• _Exercise prompt_
Convert the records below into a Markdown table with two columns, Row and Record line. Number each row in order and leave out any blank lines.
-- start --
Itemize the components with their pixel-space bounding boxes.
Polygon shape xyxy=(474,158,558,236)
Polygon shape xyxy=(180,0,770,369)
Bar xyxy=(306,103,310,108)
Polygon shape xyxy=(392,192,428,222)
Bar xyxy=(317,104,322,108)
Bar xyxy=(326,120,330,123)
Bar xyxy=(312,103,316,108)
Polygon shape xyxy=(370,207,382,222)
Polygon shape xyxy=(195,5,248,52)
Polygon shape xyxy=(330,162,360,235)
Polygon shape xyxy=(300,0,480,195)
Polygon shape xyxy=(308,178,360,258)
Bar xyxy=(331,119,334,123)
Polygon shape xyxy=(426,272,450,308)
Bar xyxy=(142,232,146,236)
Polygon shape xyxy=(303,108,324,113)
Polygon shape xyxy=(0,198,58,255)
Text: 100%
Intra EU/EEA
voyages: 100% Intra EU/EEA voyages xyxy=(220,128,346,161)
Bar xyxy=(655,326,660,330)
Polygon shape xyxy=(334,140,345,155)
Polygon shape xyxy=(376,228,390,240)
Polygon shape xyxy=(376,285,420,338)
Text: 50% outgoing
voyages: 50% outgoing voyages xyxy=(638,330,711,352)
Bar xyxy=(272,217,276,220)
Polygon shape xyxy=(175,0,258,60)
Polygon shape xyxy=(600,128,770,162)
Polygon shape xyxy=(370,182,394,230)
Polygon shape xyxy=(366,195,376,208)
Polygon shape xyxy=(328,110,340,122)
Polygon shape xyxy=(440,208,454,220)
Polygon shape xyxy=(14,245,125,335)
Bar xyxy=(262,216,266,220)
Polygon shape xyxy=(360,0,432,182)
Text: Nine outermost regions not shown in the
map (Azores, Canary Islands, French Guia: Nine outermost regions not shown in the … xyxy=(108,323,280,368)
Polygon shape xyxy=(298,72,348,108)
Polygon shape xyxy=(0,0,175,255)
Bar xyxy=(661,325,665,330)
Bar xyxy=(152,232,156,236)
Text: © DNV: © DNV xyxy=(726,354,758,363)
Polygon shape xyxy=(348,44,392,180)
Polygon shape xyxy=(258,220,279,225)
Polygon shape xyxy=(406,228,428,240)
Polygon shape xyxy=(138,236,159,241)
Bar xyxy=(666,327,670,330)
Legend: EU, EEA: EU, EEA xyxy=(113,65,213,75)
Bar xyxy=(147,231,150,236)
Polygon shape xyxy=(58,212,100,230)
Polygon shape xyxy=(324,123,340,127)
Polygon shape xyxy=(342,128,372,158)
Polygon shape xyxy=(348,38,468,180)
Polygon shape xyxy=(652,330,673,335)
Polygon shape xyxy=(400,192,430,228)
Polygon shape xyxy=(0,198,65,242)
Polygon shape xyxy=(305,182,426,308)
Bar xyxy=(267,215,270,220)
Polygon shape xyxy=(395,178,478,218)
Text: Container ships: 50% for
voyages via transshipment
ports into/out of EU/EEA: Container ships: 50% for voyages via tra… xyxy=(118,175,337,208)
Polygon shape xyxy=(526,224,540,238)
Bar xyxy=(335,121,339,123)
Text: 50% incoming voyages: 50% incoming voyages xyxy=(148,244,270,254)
-- end --
• _Exercise output_
| Row | Record line |
|---|---|
| 1 | Itemize the components with their pixel-space bounding boxes. |
| 2 | Polygon shape xyxy=(474,158,558,236) |
| 3 | Polygon shape xyxy=(180,0,770,369) |
| 4 | Bar xyxy=(306,103,310,108) |
| 5 | Polygon shape xyxy=(392,192,428,222) |
| 6 | Bar xyxy=(317,104,322,108) |
| 7 | Bar xyxy=(326,120,330,123) |
| 8 | Bar xyxy=(312,103,316,108) |
| 9 | Polygon shape xyxy=(370,207,382,222) |
| 10 | Polygon shape xyxy=(195,5,248,52) |
| 11 | Polygon shape xyxy=(330,162,360,235) |
| 12 | Polygon shape xyxy=(300,0,480,195) |
| 13 | Polygon shape xyxy=(308,178,360,258) |
| 14 | Bar xyxy=(331,119,334,123) |
| 15 | Polygon shape xyxy=(426,272,450,308) |
| 16 | Bar xyxy=(142,232,146,236) |
| 17 | Polygon shape xyxy=(303,108,324,113) |
| 18 | Polygon shape xyxy=(0,198,58,255) |
| 19 | Text: 100% |
| 20 | Intra EU/EEA |
| 21 | voyages: 100% Intra EU/EEA voyages xyxy=(220,128,346,161) |
| 22 | Bar xyxy=(655,326,660,330) |
| 23 | Polygon shape xyxy=(334,140,345,155) |
| 24 | Polygon shape xyxy=(376,228,390,240) |
| 25 | Polygon shape xyxy=(376,285,420,338) |
| 26 | Text: 50% outgoing |
| 27 | voyages: 50% outgoing voyages xyxy=(638,330,711,352) |
| 28 | Bar xyxy=(272,217,276,220) |
| 29 | Polygon shape xyxy=(175,0,258,60) |
| 30 | Polygon shape xyxy=(600,128,770,162) |
| 31 | Polygon shape xyxy=(370,182,394,230) |
| 32 | Polygon shape xyxy=(366,195,376,208) |
| 33 | Polygon shape xyxy=(328,110,340,122) |
| 34 | Polygon shape xyxy=(440,208,454,220) |
| 35 | Polygon shape xyxy=(14,245,125,335) |
| 36 | Bar xyxy=(262,216,266,220) |
| 37 | Polygon shape xyxy=(360,0,432,182) |
| 38 | Text: Nine outermost regions not shown in the |
| 39 | map (Azores, Canary Islands, French Guia: Nine outermost regions not shown in the … xyxy=(108,323,280,368) |
| 40 | Polygon shape xyxy=(298,72,348,108) |
| 41 | Polygon shape xyxy=(0,0,175,255) |
| 42 | Bar xyxy=(661,325,665,330) |
| 43 | Bar xyxy=(152,232,156,236) |
| 44 | Text: © DNV: © DNV xyxy=(726,354,758,363) |
| 45 | Polygon shape xyxy=(348,44,392,180) |
| 46 | Polygon shape xyxy=(258,220,279,225) |
| 47 | Polygon shape xyxy=(406,228,428,240) |
| 48 | Polygon shape xyxy=(138,236,159,241) |
| 49 | Bar xyxy=(666,327,670,330) |
| 50 | Legend: EU, EEA: EU, EEA xyxy=(113,65,213,75) |
| 51 | Bar xyxy=(147,231,150,236) |
| 52 | Polygon shape xyxy=(58,212,100,230) |
| 53 | Polygon shape xyxy=(324,123,340,127) |
| 54 | Polygon shape xyxy=(342,128,372,158) |
| 55 | Polygon shape xyxy=(348,38,468,180) |
| 56 | Polygon shape xyxy=(652,330,673,335) |
| 57 | Polygon shape xyxy=(400,192,430,228) |
| 58 | Polygon shape xyxy=(0,198,65,242) |
| 59 | Polygon shape xyxy=(305,182,426,308) |
| 60 | Bar xyxy=(267,215,270,220) |
| 61 | Polygon shape xyxy=(395,178,478,218) |
| 62 | Text: Container ships: 50% for |
| 63 | voyages via transshipment |
| 64 | ports into/out of EU/EEA: Container ships: 50% for voyages via tra… xyxy=(118,175,337,208) |
| 65 | Polygon shape xyxy=(526,224,540,238) |
| 66 | Bar xyxy=(335,121,339,123) |
| 67 | Text: 50% incoming voyages: 50% incoming voyages xyxy=(148,244,270,254) |